Gather every line in the records below that contains the word "Faure".

** begin Data for this task **

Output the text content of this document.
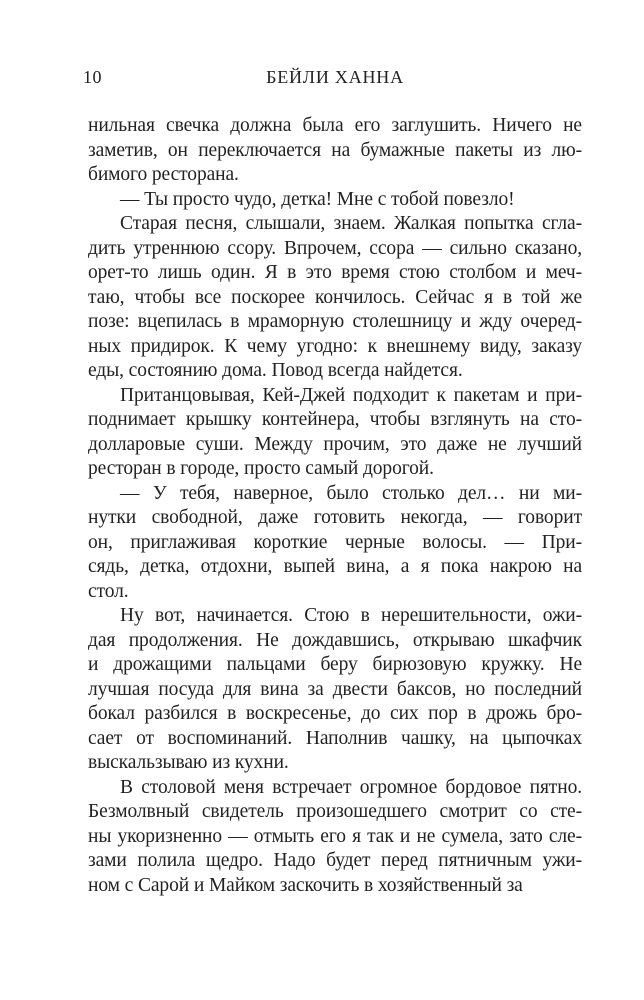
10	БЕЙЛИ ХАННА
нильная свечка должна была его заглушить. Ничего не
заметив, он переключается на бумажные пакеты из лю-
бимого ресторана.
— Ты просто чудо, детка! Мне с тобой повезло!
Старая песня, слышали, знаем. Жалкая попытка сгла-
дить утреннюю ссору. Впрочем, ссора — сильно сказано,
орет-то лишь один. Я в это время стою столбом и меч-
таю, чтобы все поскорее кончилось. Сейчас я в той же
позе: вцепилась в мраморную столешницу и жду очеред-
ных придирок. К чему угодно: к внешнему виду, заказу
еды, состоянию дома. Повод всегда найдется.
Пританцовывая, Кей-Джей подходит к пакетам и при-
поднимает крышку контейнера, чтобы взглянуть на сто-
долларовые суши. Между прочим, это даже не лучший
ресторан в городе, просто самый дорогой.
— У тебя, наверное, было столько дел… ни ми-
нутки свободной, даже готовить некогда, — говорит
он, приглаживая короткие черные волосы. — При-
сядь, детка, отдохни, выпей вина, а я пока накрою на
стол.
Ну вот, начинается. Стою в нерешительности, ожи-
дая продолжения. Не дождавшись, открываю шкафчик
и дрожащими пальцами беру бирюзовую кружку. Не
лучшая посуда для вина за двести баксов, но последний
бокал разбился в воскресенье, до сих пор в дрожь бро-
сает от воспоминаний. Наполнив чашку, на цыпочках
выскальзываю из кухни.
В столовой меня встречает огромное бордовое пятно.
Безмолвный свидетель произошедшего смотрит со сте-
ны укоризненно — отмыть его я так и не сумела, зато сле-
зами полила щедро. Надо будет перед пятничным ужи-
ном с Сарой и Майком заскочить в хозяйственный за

** end Data for this task **
** begin Data for this task **

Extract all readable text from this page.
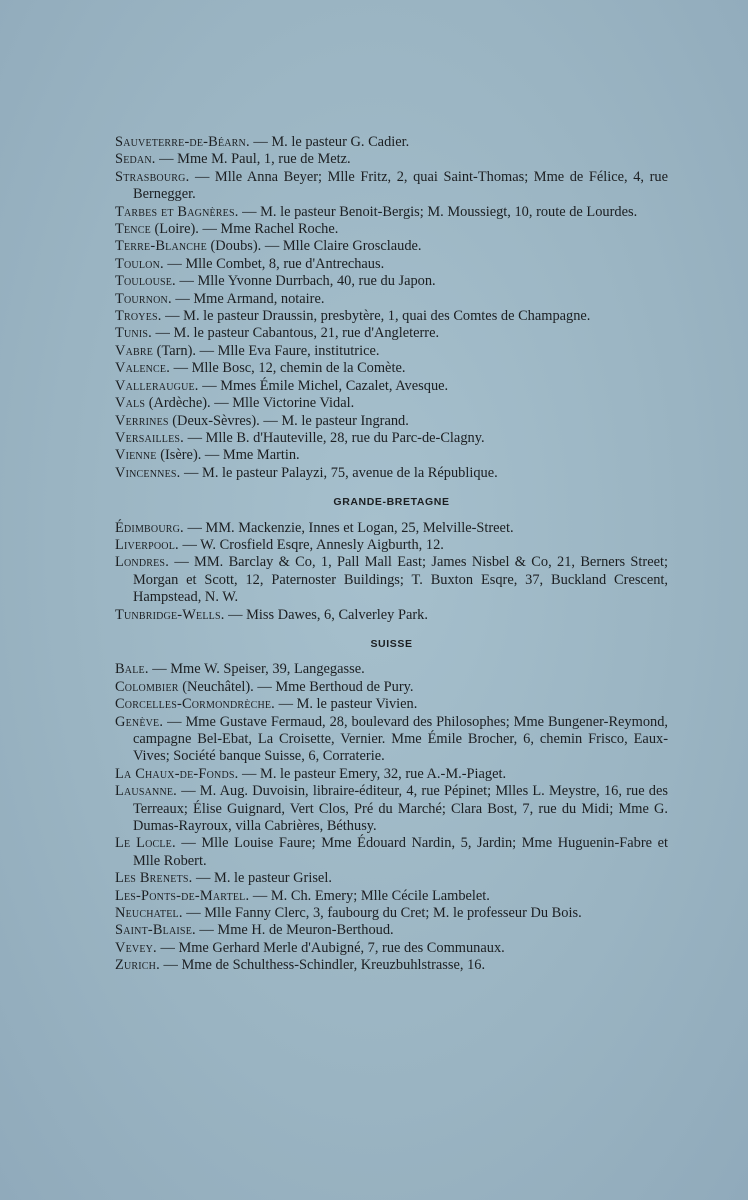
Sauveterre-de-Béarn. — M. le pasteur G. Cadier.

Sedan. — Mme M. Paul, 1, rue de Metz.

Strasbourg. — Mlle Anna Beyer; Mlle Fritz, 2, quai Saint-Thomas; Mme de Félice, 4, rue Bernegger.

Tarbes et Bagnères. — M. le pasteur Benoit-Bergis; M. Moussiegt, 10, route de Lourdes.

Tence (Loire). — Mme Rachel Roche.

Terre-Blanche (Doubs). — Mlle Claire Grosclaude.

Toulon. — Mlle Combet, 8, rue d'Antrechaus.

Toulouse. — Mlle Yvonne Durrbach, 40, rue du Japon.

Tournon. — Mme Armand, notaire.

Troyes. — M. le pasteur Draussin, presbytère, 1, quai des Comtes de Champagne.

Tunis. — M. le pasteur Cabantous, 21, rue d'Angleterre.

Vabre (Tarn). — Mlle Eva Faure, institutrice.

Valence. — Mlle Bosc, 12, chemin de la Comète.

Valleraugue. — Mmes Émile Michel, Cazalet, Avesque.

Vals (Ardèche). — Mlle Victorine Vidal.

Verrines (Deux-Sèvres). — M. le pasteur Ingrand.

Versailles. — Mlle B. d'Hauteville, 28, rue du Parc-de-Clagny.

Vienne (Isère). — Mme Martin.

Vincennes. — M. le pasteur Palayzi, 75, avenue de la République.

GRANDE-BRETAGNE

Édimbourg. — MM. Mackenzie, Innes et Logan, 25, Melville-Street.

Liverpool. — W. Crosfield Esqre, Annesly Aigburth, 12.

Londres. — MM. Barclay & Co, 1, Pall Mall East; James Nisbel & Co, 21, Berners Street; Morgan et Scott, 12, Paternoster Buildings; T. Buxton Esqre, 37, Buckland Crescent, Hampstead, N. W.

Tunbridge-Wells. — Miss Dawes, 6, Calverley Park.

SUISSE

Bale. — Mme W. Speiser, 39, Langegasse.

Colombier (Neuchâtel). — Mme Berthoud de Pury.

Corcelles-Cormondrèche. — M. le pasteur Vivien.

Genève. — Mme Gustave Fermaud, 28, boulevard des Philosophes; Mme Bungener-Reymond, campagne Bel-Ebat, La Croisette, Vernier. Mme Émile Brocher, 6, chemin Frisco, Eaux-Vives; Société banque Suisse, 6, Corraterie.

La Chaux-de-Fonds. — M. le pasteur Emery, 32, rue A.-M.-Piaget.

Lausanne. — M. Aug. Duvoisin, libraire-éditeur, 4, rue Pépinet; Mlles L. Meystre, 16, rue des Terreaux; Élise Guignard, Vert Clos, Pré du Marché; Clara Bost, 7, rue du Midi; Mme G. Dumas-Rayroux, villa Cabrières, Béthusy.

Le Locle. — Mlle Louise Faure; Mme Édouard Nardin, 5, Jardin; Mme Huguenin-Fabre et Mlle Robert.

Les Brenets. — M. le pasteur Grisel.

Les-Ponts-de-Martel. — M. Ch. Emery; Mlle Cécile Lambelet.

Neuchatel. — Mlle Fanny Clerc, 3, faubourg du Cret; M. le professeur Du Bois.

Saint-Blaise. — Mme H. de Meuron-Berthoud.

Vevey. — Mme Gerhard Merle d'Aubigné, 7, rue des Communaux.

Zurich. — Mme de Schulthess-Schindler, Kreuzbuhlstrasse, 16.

** end Data for this task **
** begin Data for this task **

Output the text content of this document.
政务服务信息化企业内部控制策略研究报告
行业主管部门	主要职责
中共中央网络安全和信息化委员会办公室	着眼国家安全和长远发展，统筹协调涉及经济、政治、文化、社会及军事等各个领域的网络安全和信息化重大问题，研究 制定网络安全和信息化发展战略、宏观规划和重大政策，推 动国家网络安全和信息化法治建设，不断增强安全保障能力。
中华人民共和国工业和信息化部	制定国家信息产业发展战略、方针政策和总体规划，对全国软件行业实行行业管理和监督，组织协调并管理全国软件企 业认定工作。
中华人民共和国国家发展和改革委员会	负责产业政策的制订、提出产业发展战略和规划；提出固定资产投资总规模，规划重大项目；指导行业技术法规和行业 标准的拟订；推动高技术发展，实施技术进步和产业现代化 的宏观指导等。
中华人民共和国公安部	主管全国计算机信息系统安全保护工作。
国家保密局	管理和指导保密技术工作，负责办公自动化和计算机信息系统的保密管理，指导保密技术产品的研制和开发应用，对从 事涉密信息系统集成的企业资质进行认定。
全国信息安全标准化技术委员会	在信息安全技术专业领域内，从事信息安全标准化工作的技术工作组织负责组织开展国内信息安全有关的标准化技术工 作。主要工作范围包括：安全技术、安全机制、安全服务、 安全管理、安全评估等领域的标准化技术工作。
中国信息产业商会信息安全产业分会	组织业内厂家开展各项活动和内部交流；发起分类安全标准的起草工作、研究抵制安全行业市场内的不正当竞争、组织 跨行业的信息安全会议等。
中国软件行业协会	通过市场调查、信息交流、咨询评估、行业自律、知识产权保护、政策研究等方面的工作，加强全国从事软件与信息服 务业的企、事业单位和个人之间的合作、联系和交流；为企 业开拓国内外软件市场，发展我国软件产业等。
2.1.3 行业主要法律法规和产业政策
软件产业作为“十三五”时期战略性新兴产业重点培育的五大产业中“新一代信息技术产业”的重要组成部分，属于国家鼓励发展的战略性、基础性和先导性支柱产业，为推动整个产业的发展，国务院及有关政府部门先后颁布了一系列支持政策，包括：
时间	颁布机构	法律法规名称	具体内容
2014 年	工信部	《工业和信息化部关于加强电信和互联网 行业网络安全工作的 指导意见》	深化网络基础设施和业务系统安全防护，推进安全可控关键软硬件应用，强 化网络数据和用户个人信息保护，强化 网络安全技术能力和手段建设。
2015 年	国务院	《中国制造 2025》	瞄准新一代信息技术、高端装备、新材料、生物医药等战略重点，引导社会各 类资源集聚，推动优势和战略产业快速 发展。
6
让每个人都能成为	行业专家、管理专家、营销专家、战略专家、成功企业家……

** end Data for this task **

Exercise answer:
Vabre (Tarn). — Mlle Eva Faure, institutrice.
Le Locle. — Mlle Louise Faure; Mme Édouard Nardin, 5, Jardin; Mme Huguenin-Fabre et Mlle Robert.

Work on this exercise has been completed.